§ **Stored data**
◇ ◇ ◇ ◇

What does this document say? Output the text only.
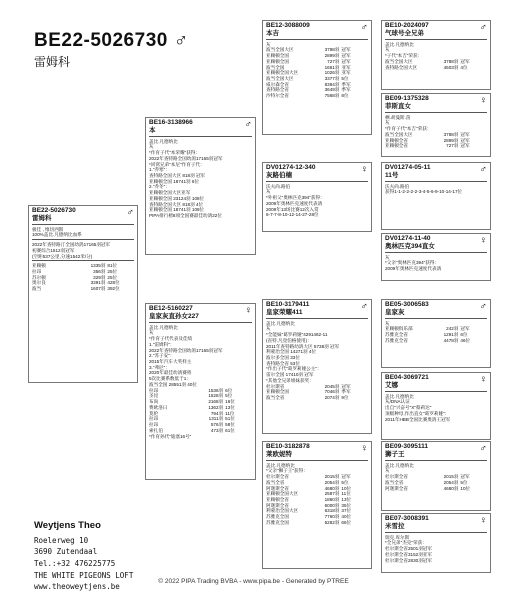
BE22-5026730 ♂
雷姆科
BE22-5026730
雷姆科
♂
极佳 , 维切西斯
100%盖比.凡德纳比血系
2022年查特路汀全国幼鸽17165羽冠军
初赛综合1512羽冠军
(空距537公里,分速1542米/分)
亚赖顿	1335羽 81位
拉昂	356羽 25位
苏尔顿	329羽 25位
奥尔良	3391羽 428位
波当	1607羽 392位
BE16-3138966
本
♂
盖比.凡德纳比
灰
*作育子代"本荣耀"获得：
2022年查特路全国幼鸽17165羽冠军
*同窝兄弟"本尼"作育子代：
1."乔寒"：
查特路全国大区 818羽 冠军
亚赖顿全国 18741羽 6位
2."乔冬"：
亚赖顿全国大区亚军
亚赖顿全国 23124羽 108位
查特路全国大区 818羽 4位
亚赖顿全国 18741羽 108位
PIPA排行榜8项全国赛最佳幼鸽22位
BE12-5160227
皇家灰直孙女227
♀
盖比.凡德纳比
灰
*作育子代代表及佳绩
1."雷姆科"：
2022年查特路全国幼鸽17165羽冠军
2."苏子安"：
2015年汽车大奖样主
3."弗尼"：
2020年最佳幼鸽赛将
5次比赛系数低于1：
波当全国 28551羽 40位
拉昂	1536羽 6位
圣昆	1528羽 5位
布尚	2168羽 16位
费欧洛日	1362羽 13位
莫伦	794羽 11位
拉昂	1311羽 51位
拉昂	576羽 58位
索扎伯	473羽 61位
*作育孙代"迪塞16号"
BE12-3088009
本吉
♂
灰
波当全国大区	3788羽 冠军
亚赖顿全国	2899羽 冠军
亚赖顿全国	727羽 冠军
波当全国	1661羽 亚军
亚赖顿全国大区	1026羽 亚军
波当全国大区	3377羽 5位
威尔森全省	8394羽 季军
查特路全省	3649羽 季军
沙特尔全省	7568羽 8位
DV01274-12-340
灰路伯楠
♀
沃夫尚.路伯
灰
*外祖父"奥林匹克394"获得：
2009年奥林匹克速度代表鸽
2009年13场比赛12次入赏
6-7-7-8-10-12-14-27-28位
BE10-2024097
气球号全兄弟
♂
盖比.凡德纳比
灰
*子代"本吉"荣获：
波当全国大区	3788羽 冠军
查特路全国大区	4503羽 4位
BE09-1375328
菲斯直女
♀
栖.胡曼斯.茵
灰
*作育子代"本吉"荣获：
波当全国大区	3788羽 冠军
亚赖顿全省	2899羽 冠军
亚赖顿全省	727羽 冠军
DV01274-05-11
11号
♂
沃夫尚.路伯
获得1-1-2-2-2-2-3-4-5-6-9-10-14-17位
DV01274-11-40
奥林匹克394直女
♀
灰
*父亲"奥林匹克394"获得：
2009年奥林匹克速度代表鸽
BE10-3179411
皇家荣耀411
♂
盖比.凡德纳比
灰
*全能妹"葛罗莉娅"4291462-11
(省特.凡登伯格使用)：
2011年查特路幼鸽大区 5738羽 冠军
利蒙治全国 14271羽 4位
波尔多全国 33位
查特路全省 53位
*作出子代"葛罗莉娅公主"：
雷尔全国 17410羽 冠军
*其他全兄弟姐妹获奖：
杜尔斯省	2045羽 冠军
亚赖顿全国	7046羽 季军
波当全省	2074羽 9位
BE10-3182878
莱欧妮特
♀
盖比.凡德纳比
*父亲"狮子王"获得：
杜尔斯全省	2015羽 冠军
波当全省	2054羽 5位
阿迦斯全省	4680羽 10位
亚赖顿全国大区	2587羽 11位
亚赖顿全省	1860羽 13位
阿迦斯全省	6000羽 35位
利蒙治全国大区	6318羽 37位
苏雅克全国	7760羽 40位
苏雅克全国	5282羽 66位
BE05-3006583
皇家灰
♂
灰
亚赖顿俱乐部	242羽 冠军
苏雅克全省	1291羽 6位
苏雅克全省	4478羽 46位
BE04-3069721
艾娜
♀
盖比.凡德纳比
灰/DNA认证
出自"兴奋号"X"蔡莉达"
顶级种母,作出直女"葛罗莉娅"：
2011年HBB全国比赛奥鸽王冠军
BE09-3095111
狮子王
♂
盖比.凡德纳比
灰
杜尔斯全省	2015羽 冠军
波当全省	2054羽 5位
阿迦斯全省	4680羽 10位
BE07-3008391
米雪拉
♀
瑞克.库尔斯
*全兄弟"杰克"荣获：
杜尔斯全省2501羽冠军
杜尔斯全省3152羽亚军
杜尔斯全省2830羽冠军
Weytjens Theo
Roelerweg 10
3690 Zutendaal
Tel.:+32 476225775
THE WHITE PIGEONS LOFT
www.theoweytjens.be
© 2022 PIPA Trading BVBA - www.pipa.be - Generated by PTREE
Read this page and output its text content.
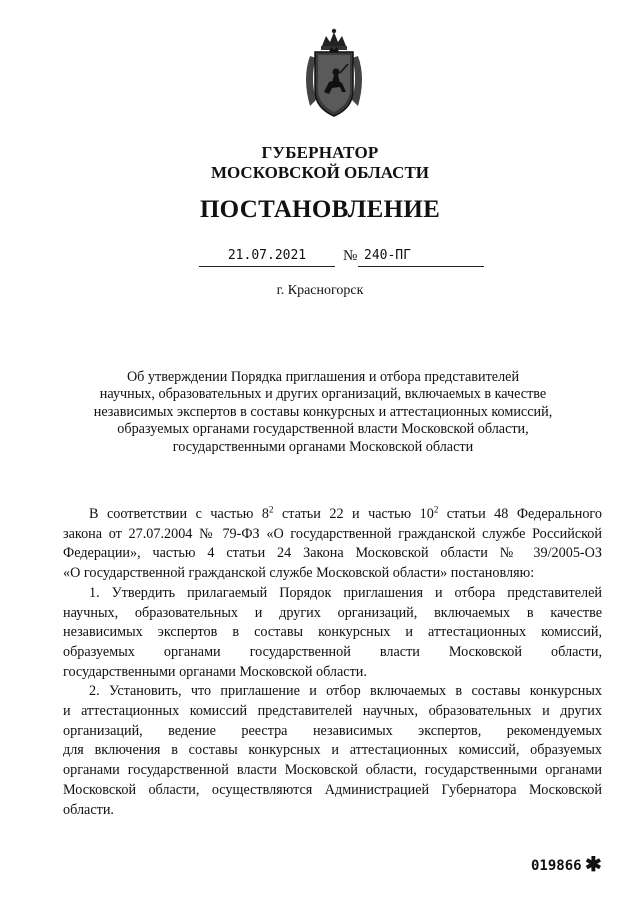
ГУБЕРНАТОР
МОСКОВСКОЙ ОБЛАСТИ
ПОСТАНОВЛЕНИЕ
21.07.2021	№ 240-ПГ
г. Красногорск
Об утверждении Порядка приглашения и отбора представителей
научных, образовательных и других организаций, включаемых в качестве
независимых экспертов в составы конкурсных и аттестационных комиссий,
образуемых органами государственной власти Московской области,
государственными органами Московской области
В соответствии с частью $8^2$ статьи 22 и частью $10^2$ статьи 48 Федерального
закона от 27.07.2004 № 79-ФЗ «О государственной гражданской службе Российской
Федерации», частью 4 статьи 24 Закона Московской области № 39/2005-ОЗ
«О государственной гражданской службе Московской области» постановляю:
1. Утвердить прилагаемый Порядок приглашения и отбора представителей
научных, образовательных и других организаций, включаемых в качестве
независимых экспертов в составы конкурсных и аттестационных комиссий,
образуемых органами государственной власти Московской области,
государственными органами Московской области.
2. Установить, что приглашение и отбор включаемых в составы конкурсных
и аттестационных комиссий представителей научных, образовательных и других
организаций, ведение реестра независимых экспертов, рекомендуемых
для включения в составы конкурсных и аттестационных комиссий, образуемых
органами государственной власти Московской области, государственными органами
Московской области, осуществляются Администрацией Губернатора Московской
области.
019866 ✱
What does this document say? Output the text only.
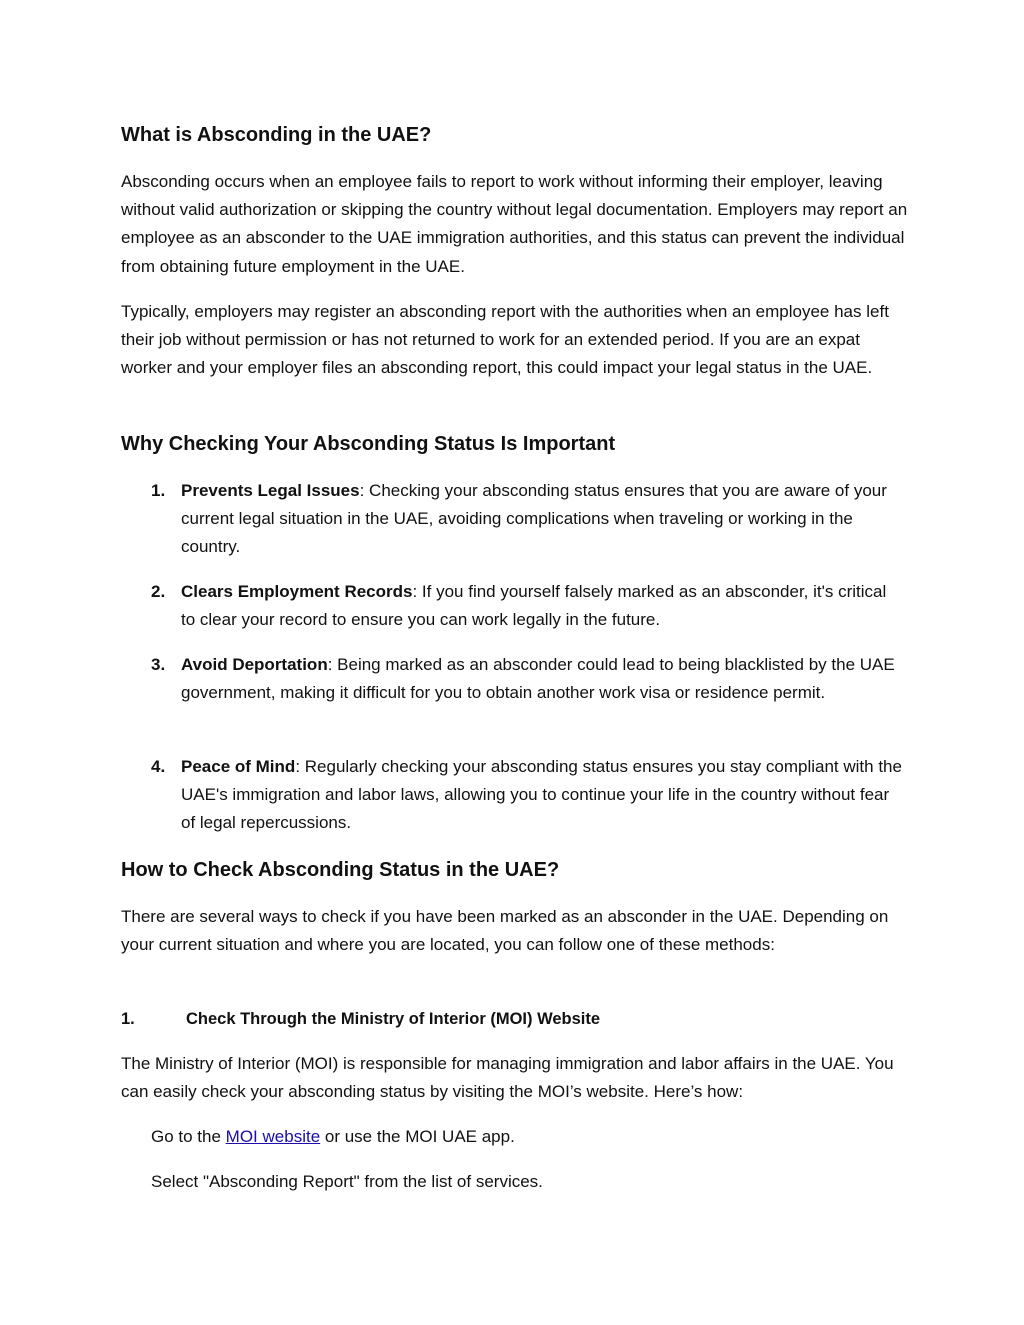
What is Absconding in the UAE?

Absconding occurs when an employee fails to report to work without informing their employer, leaving without valid authorization or skipping the country without legal documentation. Employers may report an employee as an absconder to the UAE immigration authorities, and this status can prevent the individual from obtaining future employment in the UAE.

Typically, employers may register an absconding report with the authorities when an employee has left their job without permission or has not returned to work for an extended period. If you are an expat worker and your employer files an absconding report, this could impact your legal status in the UAE.

Why Checking Your Absconding Status Is Important
1. Prevents Legal Issues: Checking your absconding status ensures that you are aware of your current legal situation in the UAE, avoiding complications when traveling or working in the country.
2. Clears Employment Records: If you find yourself falsely marked as an absconder, it's critical to clear your record to ensure you can work legally in the future.
3. Avoid Deportation: Being marked as an absconder could lead to being blacklisted by the UAE government, making it difficult for you to obtain another work visa or residence permit.
4. Peace of Mind: Regularly checking your absconding status ensures you stay compliant with the UAE's immigration and labor laws, allowing you to continue your life in the country without fear of legal repercussions.
How to Check Absconding Status in the UAE?

There are several ways to check if you have been marked as an absconder in the UAE. Depending on your current situation and where you are located, you can follow one of these methods:

1.	Check Through the Ministry of Interior (MOI) Website

The Ministry of Interior (MOI) is responsible for managing immigration and labor affairs in the UAE. You can easily check your absconding status by visiting the MOI’s website. Here’s how:

Go to the MOI website or use the MOI UAE app.
Select "Absconding Report" from the list of services.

◇ ◇ ◇ ◇

§ **TASK DIRECTIONS**
Where a line in the entries holds "Ministry", copy that line.

§ **RESULT FOR THIS EXERCISE**
1.	Check Through the Ministry of Interior (MOI) Website
The Ministry of Interior (MOI) is responsible for managing immigration and labor affairs in the UAE. You can easily check your absconding status by visiting the MOI’s website. Here’s how:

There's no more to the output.